-- Supplied data start --

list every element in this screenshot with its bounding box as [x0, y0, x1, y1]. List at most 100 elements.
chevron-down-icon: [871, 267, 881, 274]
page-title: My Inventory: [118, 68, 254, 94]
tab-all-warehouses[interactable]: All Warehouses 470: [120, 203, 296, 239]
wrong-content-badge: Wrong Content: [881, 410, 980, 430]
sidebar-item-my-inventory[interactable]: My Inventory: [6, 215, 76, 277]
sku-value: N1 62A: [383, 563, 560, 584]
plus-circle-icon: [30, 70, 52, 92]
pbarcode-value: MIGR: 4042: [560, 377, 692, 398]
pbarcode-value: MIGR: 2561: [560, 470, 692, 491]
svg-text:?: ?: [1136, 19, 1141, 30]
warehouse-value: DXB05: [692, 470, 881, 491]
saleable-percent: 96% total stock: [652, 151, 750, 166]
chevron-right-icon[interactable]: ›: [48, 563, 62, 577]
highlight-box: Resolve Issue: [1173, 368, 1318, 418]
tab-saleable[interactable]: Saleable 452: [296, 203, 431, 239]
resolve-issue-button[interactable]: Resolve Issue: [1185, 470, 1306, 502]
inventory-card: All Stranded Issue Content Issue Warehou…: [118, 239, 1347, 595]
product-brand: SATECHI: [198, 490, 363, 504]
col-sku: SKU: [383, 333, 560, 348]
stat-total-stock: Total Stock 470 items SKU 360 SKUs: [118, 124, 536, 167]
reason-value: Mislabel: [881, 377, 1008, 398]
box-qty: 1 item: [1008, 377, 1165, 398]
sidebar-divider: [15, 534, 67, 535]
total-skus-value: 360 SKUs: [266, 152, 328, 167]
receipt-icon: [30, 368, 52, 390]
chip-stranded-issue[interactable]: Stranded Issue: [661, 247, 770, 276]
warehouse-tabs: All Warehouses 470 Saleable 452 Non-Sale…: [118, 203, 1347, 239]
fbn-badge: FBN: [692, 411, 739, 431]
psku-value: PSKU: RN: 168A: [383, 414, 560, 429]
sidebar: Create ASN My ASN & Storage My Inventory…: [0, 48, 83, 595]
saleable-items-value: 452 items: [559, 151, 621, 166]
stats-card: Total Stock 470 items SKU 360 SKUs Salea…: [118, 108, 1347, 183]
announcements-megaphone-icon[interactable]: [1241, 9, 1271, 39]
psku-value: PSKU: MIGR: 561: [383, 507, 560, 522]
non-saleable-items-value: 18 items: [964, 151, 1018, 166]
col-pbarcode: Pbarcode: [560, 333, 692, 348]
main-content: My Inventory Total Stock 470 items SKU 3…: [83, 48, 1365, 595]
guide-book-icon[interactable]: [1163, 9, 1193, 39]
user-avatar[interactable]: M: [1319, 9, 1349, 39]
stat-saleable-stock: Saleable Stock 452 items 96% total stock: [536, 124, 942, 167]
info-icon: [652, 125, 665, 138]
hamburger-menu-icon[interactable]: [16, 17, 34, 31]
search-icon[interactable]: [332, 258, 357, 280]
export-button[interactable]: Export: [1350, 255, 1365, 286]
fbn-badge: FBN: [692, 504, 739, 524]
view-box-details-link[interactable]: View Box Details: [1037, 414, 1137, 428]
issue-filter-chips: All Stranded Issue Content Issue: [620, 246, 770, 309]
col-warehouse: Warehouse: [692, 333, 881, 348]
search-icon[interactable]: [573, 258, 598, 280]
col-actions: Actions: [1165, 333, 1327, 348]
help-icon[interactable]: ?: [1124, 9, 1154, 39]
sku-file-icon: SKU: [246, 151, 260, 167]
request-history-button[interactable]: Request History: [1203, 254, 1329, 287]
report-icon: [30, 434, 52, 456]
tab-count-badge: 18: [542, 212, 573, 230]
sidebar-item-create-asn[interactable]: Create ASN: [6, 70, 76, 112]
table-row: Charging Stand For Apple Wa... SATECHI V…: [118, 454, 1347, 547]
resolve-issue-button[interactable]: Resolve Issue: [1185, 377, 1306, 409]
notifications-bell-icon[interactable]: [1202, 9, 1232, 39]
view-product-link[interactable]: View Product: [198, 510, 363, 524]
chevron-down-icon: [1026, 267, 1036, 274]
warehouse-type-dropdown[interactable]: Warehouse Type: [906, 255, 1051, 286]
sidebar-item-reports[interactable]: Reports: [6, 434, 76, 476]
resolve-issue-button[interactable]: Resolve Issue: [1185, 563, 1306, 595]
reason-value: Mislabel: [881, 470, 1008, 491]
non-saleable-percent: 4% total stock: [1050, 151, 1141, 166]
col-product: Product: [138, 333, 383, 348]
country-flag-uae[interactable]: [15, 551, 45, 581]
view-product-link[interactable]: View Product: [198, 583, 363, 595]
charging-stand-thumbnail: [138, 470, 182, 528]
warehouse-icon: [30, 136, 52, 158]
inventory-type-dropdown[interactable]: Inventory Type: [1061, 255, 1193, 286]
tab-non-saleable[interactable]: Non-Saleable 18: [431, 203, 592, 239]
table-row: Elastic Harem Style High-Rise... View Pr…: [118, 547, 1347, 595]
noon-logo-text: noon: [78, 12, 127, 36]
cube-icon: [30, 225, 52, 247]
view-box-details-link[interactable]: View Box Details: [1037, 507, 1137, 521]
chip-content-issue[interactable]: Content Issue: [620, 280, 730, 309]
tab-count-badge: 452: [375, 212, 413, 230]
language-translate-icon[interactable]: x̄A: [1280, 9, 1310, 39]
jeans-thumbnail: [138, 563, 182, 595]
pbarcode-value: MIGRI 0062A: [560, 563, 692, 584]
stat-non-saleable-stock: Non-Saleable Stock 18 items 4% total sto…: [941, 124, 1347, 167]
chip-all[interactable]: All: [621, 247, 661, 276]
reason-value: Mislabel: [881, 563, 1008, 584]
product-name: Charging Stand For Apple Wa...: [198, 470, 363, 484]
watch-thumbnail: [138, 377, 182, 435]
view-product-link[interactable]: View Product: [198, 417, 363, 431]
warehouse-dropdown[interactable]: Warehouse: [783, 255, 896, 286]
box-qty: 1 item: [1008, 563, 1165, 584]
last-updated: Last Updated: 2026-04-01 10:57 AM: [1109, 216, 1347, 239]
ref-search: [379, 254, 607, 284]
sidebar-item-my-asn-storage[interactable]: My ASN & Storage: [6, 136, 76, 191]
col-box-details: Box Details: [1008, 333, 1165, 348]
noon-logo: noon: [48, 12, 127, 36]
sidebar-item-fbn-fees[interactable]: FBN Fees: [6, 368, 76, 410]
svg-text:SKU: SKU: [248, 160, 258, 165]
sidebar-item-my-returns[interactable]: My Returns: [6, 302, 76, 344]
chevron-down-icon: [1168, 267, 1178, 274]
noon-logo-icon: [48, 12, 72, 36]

-- Supplied data end --

[Goal] Reproduce verbatim the lines of the records, starting at the very first line and ending at the line that contains "tab-all-warehouses[interactable]: All Warehouses", with both of those lines included.

[Output below]
list every element in this screenshot with its bounding box as [x0, y0, x1, y1]. List at most 100 elements.
chevron-down-icon: [871, 267, 881, 274]
page-title: My Inventory: [118, 68, 254, 94]
tab-all-warehouses[interactable]: All Warehouses 470: [120, 203, 296, 239]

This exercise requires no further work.